### DOCUMENT EXTRACT

Segment Open

- Born: July 10, 1930 Pittsburgh, Pennsylvania, U.S.
- Died: July 13, 2003 (aged 73) Charlotte, North Carolina, U.S.
- Genres: Pop, Showtunes
- Occupations: Actress, singer

= Eileen Rodgers =

American singer (1930–2003)

Eileen Rodgers (July 10, 1930 - July 13, 2003) was an American singer and Broadway performer.

==Career==
Born in Pittsburgh, Pennsylvania, in 1930, she began her career as a nightclub performer, later singing as lead vocalist with Charlie Spivak's orchestra. She later recorded more than 30 singles and two LPs for Columbia Records, her most successful single being "Miracle of Love" in 1956, which reached number 18 and 24 respectively, on the Billboard and Cash Box pop charts.

Her Broadway debut was in 1959's Fiorello!, where she sang the show-stopping "Gentleman Jimmy". In 1960, she appeared in Tenderloin. Two years later, in 1962, she headed the off-Broadway revival cast of Cole Porter's Anything Goes in the role of Reno Sweeney, a recording of which is currently available on CD. The show won the New York Outer Circle Critics' Award as Best Revival of 1962.

Segment Closed

### SOURCE DATA

Segment Open

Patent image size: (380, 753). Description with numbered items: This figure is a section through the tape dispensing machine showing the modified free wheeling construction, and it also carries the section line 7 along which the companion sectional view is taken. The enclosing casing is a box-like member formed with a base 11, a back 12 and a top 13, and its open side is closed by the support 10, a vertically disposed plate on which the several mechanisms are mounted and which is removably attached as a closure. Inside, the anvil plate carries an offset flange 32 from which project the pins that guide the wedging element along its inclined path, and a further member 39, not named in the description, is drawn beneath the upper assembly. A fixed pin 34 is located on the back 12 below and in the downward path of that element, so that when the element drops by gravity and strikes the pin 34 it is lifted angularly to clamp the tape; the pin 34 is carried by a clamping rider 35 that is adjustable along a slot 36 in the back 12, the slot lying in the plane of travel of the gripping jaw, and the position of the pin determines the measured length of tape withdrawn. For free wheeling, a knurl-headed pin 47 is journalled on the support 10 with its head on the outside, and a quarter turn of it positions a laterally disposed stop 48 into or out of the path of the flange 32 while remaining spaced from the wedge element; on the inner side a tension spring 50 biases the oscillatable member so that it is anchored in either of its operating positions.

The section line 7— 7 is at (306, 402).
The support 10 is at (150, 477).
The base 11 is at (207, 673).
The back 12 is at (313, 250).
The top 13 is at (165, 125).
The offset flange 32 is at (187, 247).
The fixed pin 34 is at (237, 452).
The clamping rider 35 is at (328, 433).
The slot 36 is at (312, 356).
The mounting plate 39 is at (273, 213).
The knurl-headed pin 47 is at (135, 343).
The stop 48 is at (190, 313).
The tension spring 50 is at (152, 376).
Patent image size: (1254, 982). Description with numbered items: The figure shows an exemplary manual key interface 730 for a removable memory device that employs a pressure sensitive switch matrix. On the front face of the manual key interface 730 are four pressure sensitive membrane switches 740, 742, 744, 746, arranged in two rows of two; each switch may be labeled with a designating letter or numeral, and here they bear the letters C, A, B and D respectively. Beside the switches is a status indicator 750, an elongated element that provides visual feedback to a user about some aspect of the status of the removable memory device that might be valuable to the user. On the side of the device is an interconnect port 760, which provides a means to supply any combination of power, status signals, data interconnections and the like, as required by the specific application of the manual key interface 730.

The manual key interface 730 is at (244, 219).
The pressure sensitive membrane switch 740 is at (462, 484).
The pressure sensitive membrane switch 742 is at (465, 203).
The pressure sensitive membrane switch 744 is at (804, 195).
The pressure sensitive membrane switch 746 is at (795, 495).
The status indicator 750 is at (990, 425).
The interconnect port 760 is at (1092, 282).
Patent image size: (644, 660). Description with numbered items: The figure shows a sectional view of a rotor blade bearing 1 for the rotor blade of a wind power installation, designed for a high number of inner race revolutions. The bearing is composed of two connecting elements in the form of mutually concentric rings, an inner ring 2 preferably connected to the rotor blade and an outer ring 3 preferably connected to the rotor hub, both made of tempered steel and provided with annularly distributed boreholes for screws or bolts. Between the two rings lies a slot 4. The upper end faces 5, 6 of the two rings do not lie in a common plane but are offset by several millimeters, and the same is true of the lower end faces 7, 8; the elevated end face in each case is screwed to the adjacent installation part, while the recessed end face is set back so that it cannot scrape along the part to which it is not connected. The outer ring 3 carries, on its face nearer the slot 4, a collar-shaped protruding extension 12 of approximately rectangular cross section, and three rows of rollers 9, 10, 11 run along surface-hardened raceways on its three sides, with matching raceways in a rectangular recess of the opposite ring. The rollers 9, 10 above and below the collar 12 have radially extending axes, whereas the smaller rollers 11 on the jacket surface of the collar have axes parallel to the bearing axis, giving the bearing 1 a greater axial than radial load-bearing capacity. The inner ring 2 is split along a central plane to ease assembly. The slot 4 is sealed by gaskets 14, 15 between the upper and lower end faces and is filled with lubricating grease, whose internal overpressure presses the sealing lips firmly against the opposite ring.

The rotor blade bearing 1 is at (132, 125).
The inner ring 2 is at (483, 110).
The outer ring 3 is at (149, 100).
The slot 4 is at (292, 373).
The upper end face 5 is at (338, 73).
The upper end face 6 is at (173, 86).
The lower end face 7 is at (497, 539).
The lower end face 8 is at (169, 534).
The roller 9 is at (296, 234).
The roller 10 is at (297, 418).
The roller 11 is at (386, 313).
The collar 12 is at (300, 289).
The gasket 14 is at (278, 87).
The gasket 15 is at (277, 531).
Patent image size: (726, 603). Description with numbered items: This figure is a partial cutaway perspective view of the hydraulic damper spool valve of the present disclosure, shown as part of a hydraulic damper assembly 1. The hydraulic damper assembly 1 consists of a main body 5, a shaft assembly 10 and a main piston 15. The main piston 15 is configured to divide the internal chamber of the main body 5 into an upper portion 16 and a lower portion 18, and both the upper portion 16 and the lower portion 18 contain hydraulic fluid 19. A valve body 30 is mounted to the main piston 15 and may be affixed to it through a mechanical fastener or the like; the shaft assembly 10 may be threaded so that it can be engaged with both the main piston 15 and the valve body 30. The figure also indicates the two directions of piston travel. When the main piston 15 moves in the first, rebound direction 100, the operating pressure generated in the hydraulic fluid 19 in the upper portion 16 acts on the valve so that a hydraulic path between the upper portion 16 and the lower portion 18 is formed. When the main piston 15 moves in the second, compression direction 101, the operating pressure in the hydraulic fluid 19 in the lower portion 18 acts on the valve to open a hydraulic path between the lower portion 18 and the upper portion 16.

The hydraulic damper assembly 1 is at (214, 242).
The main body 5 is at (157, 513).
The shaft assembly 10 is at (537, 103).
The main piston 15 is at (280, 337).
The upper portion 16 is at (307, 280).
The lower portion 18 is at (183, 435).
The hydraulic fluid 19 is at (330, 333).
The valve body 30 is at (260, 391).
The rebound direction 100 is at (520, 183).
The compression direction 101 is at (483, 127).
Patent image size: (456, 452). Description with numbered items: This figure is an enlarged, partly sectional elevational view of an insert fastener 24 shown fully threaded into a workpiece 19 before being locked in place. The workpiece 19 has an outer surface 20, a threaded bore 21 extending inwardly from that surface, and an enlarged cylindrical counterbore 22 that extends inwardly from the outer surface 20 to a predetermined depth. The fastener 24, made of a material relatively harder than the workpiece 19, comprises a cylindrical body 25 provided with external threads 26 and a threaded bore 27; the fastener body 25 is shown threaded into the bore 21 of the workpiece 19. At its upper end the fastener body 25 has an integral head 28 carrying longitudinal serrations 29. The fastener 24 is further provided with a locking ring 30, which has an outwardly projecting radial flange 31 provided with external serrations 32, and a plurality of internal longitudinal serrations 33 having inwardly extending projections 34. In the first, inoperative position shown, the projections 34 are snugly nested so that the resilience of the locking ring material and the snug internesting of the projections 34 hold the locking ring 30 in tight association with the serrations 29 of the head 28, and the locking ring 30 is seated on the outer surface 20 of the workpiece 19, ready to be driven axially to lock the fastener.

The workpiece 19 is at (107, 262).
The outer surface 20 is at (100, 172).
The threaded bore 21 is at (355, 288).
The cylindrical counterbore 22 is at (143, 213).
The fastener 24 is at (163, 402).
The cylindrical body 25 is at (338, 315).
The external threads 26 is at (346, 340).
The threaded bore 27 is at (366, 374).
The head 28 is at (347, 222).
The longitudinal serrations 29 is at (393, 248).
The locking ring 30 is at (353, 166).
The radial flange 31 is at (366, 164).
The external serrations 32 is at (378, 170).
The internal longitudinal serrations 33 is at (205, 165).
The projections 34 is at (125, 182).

Segment Closed

### REQUIRED TASKS
a) In the Eileen Rodgers biography, which role did she play in the 1962 off-Broadway revival of Anything Goes?
b) Continue the Eileen Rodgers biography from its last sentence.

### RESULTS FOR THE EXERCISE
a) Reno Sweeney.

b)
In 1965, Rodgers appeared in the infamous musical flop Kelly which closed on Broadway after one performance. The Saturday Evening Post reported that Rodgers had burst into tears after a performance during the show's Philadelphia tryout, remarking, "I wish I was back in Tenderloin. It was a flop, but at least people were friendly." She served as a standby for Ethel Merman in the 1966 revival of Annie Get Your Gun. Rodgers made frequent appearances on television variety shows and starred with Art Carney in a Chevrolet 50th Anniversary special.

==Death==
Eileen Rodgers Thompson died of lung cancer on July 13, 2003, in Charlotte, North Carolina, three days after her 73rd birthday. She was survived by her husband William Thompson, two sons, and three grandchildren.